* **Work to do**
Go through the lines below. Copy those with "document".

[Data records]
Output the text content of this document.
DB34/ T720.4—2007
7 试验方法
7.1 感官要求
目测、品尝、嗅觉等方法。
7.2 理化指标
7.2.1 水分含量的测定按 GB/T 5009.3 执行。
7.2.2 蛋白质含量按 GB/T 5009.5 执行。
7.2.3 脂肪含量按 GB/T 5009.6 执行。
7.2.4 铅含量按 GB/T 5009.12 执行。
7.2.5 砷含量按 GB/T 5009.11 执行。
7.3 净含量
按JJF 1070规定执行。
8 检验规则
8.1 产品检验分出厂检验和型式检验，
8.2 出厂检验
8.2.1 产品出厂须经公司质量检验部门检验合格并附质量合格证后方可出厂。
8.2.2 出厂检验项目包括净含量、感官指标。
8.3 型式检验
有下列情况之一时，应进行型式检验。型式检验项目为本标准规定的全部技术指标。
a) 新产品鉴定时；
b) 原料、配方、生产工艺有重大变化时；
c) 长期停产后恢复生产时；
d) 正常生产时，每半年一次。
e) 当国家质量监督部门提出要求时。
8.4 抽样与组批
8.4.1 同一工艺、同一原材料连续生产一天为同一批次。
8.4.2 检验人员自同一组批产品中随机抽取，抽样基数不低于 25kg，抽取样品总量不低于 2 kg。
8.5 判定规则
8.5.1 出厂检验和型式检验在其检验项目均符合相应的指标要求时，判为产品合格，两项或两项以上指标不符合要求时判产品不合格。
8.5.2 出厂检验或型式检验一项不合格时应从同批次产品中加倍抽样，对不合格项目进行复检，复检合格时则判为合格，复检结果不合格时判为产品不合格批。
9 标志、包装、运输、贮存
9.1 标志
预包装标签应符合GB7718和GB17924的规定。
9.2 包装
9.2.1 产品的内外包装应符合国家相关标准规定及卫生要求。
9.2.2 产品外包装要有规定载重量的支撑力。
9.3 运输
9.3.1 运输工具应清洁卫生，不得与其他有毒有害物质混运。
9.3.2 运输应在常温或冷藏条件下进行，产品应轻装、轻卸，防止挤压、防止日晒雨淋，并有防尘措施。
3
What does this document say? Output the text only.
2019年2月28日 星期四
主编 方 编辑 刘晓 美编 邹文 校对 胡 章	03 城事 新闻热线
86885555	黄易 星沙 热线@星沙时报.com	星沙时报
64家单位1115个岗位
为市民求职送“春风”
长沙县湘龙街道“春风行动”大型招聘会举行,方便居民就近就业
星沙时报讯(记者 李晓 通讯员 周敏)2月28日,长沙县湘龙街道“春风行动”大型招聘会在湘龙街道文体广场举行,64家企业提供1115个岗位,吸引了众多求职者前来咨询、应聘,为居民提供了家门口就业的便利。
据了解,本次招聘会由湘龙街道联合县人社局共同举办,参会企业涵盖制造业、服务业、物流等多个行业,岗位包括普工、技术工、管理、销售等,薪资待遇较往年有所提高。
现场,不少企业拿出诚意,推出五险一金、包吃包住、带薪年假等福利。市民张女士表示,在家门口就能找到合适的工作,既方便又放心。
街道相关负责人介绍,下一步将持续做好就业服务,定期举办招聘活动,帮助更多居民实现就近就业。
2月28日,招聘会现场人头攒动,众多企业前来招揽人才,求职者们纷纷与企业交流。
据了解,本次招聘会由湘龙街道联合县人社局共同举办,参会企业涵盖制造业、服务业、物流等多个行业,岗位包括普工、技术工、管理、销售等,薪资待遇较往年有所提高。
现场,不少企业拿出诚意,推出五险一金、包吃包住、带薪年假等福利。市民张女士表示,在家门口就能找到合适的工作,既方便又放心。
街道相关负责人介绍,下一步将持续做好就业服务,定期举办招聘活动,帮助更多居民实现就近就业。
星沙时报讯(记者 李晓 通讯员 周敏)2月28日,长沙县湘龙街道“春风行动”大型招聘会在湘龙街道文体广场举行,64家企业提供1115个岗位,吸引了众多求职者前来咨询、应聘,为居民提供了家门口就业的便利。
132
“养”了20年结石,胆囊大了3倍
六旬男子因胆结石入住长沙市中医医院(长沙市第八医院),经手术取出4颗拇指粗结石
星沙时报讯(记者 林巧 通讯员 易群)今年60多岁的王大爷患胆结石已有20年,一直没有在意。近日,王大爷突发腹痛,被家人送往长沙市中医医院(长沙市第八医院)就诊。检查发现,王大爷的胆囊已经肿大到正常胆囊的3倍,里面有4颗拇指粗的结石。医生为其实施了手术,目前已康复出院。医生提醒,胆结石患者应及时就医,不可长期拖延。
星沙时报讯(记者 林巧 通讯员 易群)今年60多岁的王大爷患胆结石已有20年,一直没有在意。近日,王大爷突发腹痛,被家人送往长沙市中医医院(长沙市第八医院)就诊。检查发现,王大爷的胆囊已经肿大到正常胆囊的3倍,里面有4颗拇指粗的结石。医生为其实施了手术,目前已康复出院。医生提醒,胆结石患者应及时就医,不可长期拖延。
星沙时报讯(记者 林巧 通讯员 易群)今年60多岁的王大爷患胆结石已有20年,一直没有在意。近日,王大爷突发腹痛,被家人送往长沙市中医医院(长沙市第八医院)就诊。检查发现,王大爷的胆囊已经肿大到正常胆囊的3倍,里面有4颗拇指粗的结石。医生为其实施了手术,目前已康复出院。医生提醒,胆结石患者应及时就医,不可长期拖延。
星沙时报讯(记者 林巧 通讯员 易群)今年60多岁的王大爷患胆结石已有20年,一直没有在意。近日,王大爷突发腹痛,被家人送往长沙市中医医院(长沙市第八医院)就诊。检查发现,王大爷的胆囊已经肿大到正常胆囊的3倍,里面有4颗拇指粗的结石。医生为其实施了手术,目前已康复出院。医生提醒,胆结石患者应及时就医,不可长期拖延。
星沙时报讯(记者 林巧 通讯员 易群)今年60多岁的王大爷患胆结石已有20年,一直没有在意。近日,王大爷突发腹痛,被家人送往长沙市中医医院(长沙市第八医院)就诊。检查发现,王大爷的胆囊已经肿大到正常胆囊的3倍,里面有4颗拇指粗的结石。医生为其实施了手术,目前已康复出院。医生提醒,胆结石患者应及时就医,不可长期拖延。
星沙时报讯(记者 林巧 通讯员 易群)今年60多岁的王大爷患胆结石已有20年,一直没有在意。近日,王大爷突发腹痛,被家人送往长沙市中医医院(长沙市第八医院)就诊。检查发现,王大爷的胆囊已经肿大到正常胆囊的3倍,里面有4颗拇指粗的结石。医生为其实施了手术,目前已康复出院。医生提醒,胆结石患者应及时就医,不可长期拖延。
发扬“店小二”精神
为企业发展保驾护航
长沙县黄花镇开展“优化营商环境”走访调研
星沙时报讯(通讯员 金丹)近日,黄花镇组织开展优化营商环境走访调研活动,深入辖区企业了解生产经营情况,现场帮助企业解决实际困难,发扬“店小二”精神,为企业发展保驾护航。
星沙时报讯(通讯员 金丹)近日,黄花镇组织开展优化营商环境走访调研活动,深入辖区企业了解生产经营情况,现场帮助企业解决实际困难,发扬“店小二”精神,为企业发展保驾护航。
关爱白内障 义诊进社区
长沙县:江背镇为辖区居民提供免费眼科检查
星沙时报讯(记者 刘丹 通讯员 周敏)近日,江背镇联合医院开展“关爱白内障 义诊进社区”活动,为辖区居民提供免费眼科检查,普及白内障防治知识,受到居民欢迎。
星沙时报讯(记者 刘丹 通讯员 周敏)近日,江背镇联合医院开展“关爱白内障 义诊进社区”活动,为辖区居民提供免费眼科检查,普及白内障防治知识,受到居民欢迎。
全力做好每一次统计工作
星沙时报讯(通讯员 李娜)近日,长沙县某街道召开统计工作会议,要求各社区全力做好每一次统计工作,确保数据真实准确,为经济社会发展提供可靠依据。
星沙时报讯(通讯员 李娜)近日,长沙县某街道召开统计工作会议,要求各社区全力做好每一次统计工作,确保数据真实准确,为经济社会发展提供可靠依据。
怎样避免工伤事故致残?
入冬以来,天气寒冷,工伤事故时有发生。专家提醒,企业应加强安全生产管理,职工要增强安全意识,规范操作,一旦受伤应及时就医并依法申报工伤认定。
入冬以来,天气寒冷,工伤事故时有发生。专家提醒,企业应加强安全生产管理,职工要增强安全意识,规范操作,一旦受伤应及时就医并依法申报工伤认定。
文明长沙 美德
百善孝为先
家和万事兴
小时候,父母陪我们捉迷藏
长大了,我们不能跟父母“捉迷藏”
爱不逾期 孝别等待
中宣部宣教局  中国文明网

---

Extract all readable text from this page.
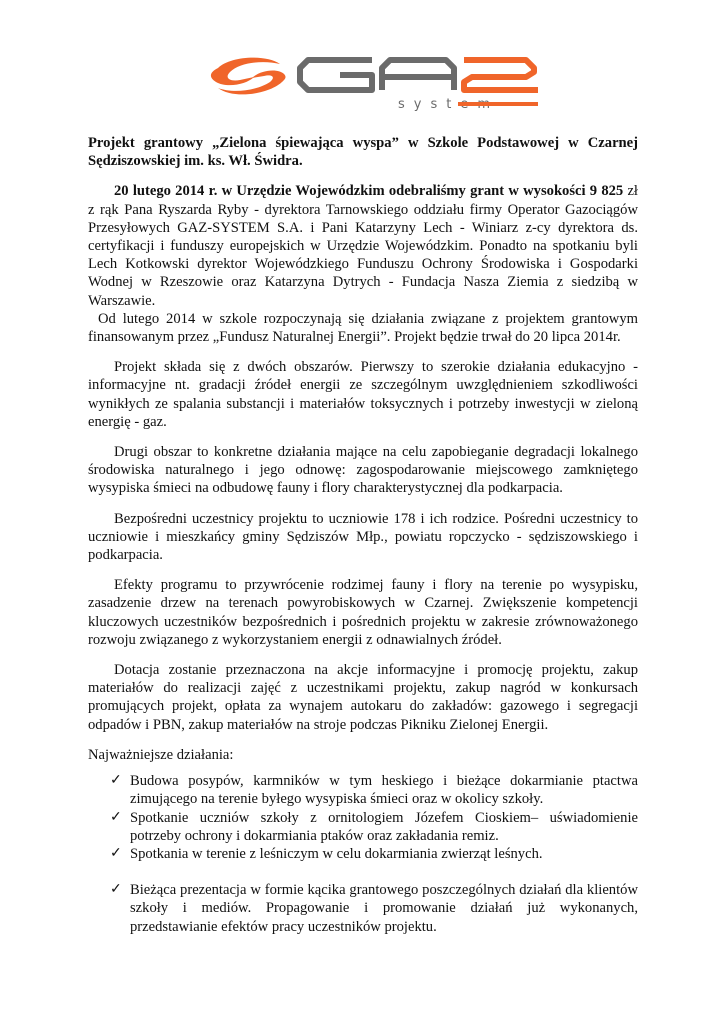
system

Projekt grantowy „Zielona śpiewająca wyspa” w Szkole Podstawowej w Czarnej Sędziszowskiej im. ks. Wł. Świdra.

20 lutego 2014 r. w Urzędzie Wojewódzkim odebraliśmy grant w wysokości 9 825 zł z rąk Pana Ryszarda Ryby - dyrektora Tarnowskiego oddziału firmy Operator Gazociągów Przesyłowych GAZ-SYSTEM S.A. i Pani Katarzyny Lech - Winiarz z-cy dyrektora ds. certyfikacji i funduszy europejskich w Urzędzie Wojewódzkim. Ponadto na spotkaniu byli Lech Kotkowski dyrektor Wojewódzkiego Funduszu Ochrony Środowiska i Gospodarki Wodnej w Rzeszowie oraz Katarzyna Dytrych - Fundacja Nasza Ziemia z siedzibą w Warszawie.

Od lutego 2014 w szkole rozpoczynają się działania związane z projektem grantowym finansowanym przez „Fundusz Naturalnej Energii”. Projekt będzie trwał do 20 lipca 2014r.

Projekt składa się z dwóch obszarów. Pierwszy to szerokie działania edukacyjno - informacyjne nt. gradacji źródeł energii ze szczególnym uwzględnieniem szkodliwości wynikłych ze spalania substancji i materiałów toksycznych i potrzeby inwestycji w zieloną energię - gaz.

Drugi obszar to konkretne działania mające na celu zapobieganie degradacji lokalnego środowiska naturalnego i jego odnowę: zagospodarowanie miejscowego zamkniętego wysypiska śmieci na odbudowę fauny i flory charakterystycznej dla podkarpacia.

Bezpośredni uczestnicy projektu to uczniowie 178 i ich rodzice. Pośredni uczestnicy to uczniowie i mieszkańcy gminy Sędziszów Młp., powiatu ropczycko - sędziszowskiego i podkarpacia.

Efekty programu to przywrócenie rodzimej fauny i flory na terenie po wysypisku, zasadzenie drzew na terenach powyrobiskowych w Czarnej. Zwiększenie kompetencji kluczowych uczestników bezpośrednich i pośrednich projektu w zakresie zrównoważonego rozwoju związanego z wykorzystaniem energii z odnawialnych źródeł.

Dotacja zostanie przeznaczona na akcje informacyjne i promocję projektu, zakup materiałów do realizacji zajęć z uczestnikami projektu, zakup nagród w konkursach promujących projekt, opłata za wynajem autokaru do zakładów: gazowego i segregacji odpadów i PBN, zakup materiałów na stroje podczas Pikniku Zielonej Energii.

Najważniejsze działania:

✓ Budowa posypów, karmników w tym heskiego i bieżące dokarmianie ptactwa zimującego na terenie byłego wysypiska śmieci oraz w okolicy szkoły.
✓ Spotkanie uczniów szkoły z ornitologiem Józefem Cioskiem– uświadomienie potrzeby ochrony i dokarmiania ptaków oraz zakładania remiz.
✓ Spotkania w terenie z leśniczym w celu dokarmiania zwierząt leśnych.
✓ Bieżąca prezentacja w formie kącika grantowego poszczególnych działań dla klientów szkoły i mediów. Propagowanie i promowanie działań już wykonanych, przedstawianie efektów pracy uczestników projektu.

* **Result for this task**
Output the text content of this document.
What does this document say? Output the text only.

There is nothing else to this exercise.